> **INSTRUCTIONS TO FOLLOW**
Every record must be transcribed in its entirety, apart from the images, which are to be omitted.

○ ○ ○

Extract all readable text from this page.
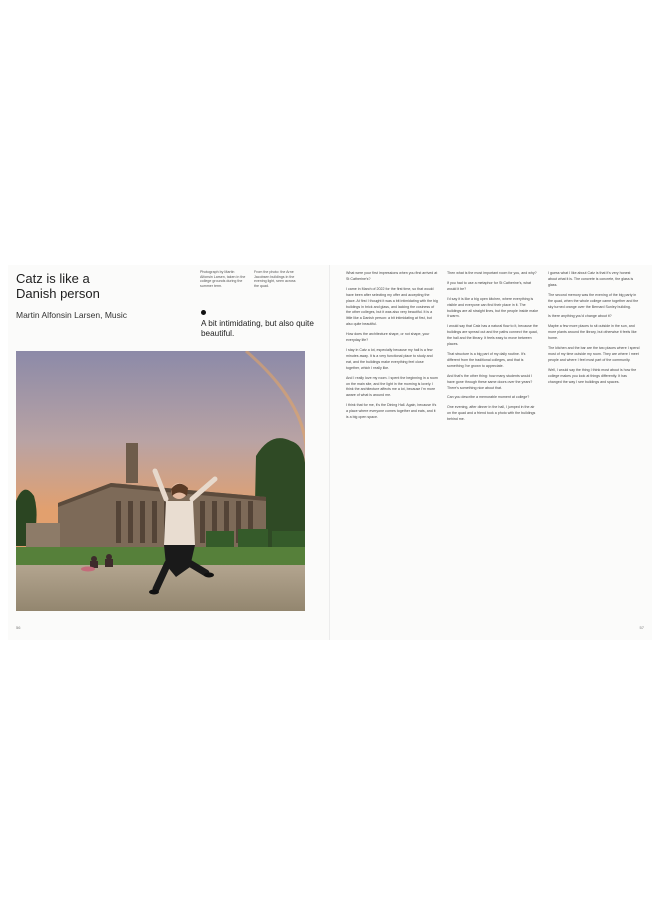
Catz is like a Danish person
Martin Alfonsin Larsen, Music
Photograph by Martin Alfonsin Larsen, taken in the college grounds during the summer term.
From the photo: the Arne Jacobsen buildings in the evening light, seen across the quad.
A bit intimidating, but also quite beautiful.
56

What were your first impressions when you first arrived at St Catherine's?

I came in March of 2022 for the first time, so that would have been after selecting my offer and accepting the place. At first I thought it was a bit intimidating with the big buildings in brick and glass, and lacking the cosiness of the other colleges, but it was also very beautiful. It is a little like a Danish person: a bit intimidating at first, but also quite beautiful.

How does the architecture shape, or not shape, your everyday life?

I stay in Catz a lot, especially because my hall is a few minutes away. It is a very functional place to study and eat, and the buildings make everything feel close together, which I really like.

And I really love my room. I spent the beginning in a room on the main site, and the light in the morning is lovely. I think the architecture affects me a lot, because I'm more aware of what is around me.

I think that for me, it's the Dining Hall. Again, because it's a place where everyone comes together and eats, and it is a big open space.

Then what is the most important room for you, and why?

If you had to use a metaphor for St Catherine's, what would it be?

I'd say it is like a big open kitchen, where everything is visible and everyone can find their place in it. The buildings are all straight lines, but the people inside make it warm.

I would say that Catz has a natural flow to it, because the buildings are spread out and the paths connect the quad, the hall and the library. It feels easy to move between places.

That structure is a big part of my daily routine. It's different from the traditional colleges, and that is something I've grown to appreciate.

And that's the other thing: how many students would I have gone through these same doors over the years? There's something nice about that.

Can you describe a memorable moment at college?

One evening, after dinner in the hall, I jumped in the air on the quad and a friend took a photo with the buildings behind me.

I guess what I like about Catz is that it's very honest about what it is. The concrete is concrete, the glass is glass.

The second memory was the evening of the big party in the quad, when the whole college came together and the sky turned orange over the Bernard Sunley building.

Is there anything you'd change about it?

Maybe a few more places to sit outside in the sun, and more plants around the library, but otherwise it feels like home.

The kitchen and the bar are the two places where I spend most of my time outside my room. They are where I meet people and where I feel most part of the community.

Well, I would say the thing I think most about is how the college makes you look at things differently. It has changed the way I see buildings and spaces.

57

○ ○ ○

> **CORRECT RESULT**
Extract all readable text from this page.
Catz is like a Danish person
Martin Alfonsin Larsen, Music
Photograph by Martin Alfonsin Larsen, taken in the college grounds during the summer term.
From the photo: the Arne Jacobsen buildings in the evening light, seen across the quad.
A bit intimidating, but also quite beautiful.
56

What were your first impressions when you first arrived at St Catherine's?

I came in March of 2022 for the first time, so that would have been after selecting my offer and accepting the place. At first I thought it was a bit intimidating with the big buildings in brick and glass, and lacking the cosiness of the other colleges, but it was also very beautiful. It is a little like a Danish person: a bit intimidating at first, but also quite beautiful.

How does the architecture shape, or not shape, your everyday life?

I stay in Catz a lot, especially because my hall is a few minutes away. It is a very functional place to study and eat, and the buildings make everything feel close together, which I really like.

And I really love my room. I spent the beginning in a room on the main site, and the light in the morning is lovely. I think the architecture affects me a lot, because I'm more aware of what is around me.

I think that for me, it's the Dining Hall. Again, because it's a place where everyone comes together and eats, and it is a big open space.

Then what is the most important room for you, and why?

If you had to use a metaphor for St Catherine's, what would it be?

I'd say it is like a big open kitchen, where everything is visible and everyone can find their place in it. The buildings are all straight lines, but the people inside make it warm.

I would say that Catz has a natural flow to it, because the buildings are spread out and the paths connect the quad, the hall and the library. It feels easy to move between places.

That structure is a big part of my daily routine. It's different from the traditional colleges, and that is something I've grown to appreciate.

And that's the other thing: how many students would I have gone through these same doors over the years? There's something nice about that.

Can you describe a memorable moment at college?

One evening, after dinner in the hall, I jumped in the air on the quad and a friend took a photo with the buildings behind me.

I guess what I like about Catz is that it's very honest about what it is. The concrete is concrete, the glass is glass.

The second memory was the evening of the big party in the quad, when the whole college came together and the sky turned orange over the Bernard Sunley building.

Is there anything you'd change about it?

Maybe a few more places to sit outside in the sun, and more plants around the library, but otherwise it feels like home.

The kitchen and the bar are the two places where I spend most of my time outside my room. They are where I meet people and where I feel most part of the community.

Well, I would say the thing I think most about is how the college makes you look at things differently. It has changed the way I see buildings and spaces.

57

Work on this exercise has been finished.